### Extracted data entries
— Start —

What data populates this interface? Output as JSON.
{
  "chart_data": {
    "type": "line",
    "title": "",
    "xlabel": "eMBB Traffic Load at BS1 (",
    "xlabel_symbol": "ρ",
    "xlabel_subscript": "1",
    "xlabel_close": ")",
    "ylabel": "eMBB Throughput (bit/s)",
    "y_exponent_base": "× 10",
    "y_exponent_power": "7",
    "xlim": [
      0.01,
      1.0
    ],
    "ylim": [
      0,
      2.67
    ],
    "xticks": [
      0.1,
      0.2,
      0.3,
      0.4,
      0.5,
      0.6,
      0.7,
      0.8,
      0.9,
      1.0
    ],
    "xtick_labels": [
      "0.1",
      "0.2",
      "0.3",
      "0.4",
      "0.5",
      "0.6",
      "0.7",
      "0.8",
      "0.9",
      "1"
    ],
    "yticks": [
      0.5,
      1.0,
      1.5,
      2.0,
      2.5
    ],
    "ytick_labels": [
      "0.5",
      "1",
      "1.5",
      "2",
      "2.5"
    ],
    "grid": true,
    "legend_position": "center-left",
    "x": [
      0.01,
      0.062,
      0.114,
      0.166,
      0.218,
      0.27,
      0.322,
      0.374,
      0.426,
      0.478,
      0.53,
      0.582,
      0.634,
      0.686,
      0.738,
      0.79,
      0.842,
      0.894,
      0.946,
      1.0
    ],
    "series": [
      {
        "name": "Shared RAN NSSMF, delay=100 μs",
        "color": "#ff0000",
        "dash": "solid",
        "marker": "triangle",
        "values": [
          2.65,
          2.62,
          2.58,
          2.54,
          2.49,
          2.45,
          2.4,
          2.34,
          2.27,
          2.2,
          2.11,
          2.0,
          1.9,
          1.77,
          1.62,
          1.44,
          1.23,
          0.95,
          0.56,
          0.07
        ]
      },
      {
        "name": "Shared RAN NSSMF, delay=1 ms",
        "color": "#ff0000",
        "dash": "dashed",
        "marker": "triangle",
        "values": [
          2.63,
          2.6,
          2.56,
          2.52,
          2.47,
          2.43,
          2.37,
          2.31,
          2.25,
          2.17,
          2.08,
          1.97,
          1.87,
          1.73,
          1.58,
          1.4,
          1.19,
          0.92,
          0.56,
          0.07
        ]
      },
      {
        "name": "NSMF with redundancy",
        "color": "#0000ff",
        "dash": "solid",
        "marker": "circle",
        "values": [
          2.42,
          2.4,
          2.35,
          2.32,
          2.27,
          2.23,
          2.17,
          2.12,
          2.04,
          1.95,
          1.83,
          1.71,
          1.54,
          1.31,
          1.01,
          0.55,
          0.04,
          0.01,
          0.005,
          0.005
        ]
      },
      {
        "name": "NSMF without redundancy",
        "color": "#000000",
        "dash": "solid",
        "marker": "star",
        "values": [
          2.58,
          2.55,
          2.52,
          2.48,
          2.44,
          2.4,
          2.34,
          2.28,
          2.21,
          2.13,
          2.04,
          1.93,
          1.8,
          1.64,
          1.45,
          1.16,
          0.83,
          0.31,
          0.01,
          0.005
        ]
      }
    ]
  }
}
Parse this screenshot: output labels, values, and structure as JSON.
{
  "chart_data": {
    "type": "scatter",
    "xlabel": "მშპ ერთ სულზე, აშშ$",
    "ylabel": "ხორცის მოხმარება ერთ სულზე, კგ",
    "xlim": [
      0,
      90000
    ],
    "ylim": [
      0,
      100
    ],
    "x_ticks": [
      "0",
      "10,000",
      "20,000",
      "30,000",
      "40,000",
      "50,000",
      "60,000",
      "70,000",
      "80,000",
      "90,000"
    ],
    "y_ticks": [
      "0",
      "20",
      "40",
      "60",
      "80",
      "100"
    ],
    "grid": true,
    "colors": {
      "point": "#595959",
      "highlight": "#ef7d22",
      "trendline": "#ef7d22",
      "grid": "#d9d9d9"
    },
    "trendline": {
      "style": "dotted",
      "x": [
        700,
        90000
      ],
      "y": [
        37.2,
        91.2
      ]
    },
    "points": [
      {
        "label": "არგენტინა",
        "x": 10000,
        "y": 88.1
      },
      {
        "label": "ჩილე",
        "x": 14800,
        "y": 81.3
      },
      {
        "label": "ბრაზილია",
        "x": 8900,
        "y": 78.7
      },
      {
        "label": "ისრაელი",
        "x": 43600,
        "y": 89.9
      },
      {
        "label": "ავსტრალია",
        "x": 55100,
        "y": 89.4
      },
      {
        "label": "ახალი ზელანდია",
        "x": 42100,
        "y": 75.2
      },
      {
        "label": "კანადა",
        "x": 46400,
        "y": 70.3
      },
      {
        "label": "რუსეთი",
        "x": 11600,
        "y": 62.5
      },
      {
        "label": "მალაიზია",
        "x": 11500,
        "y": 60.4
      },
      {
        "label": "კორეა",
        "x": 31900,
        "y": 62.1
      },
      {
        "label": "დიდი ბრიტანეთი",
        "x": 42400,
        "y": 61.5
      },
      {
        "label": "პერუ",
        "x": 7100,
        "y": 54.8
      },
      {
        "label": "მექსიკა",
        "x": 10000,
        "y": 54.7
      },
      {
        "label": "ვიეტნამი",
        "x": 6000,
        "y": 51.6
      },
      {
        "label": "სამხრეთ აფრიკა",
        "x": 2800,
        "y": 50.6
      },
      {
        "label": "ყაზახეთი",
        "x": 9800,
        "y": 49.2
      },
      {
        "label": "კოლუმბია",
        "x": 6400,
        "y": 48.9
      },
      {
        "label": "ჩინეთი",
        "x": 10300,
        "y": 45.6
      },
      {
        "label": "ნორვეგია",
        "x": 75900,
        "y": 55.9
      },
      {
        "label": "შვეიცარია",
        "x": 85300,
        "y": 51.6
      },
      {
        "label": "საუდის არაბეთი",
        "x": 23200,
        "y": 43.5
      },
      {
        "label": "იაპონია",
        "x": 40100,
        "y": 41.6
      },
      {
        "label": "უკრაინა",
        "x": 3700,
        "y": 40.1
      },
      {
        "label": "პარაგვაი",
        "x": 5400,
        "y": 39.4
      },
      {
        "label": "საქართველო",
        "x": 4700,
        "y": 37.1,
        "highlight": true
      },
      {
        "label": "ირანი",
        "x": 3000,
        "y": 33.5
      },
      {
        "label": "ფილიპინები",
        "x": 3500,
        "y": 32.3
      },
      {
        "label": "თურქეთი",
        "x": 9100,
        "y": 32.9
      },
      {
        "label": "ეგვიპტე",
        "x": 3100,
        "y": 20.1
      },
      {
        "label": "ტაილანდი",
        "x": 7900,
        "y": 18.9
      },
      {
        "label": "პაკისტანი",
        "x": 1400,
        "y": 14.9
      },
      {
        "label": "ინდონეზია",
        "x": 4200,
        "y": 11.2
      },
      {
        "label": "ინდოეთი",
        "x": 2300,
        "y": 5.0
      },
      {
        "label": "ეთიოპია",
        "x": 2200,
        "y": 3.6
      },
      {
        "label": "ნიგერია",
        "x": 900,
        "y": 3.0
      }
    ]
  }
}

— End —

### Short exercise
Search the records for the word "this", then list every line that has it.

### The completed task
What data populates this interface? Output as JSON.
Parse this screenshot: output labels, values, and structure as JSON.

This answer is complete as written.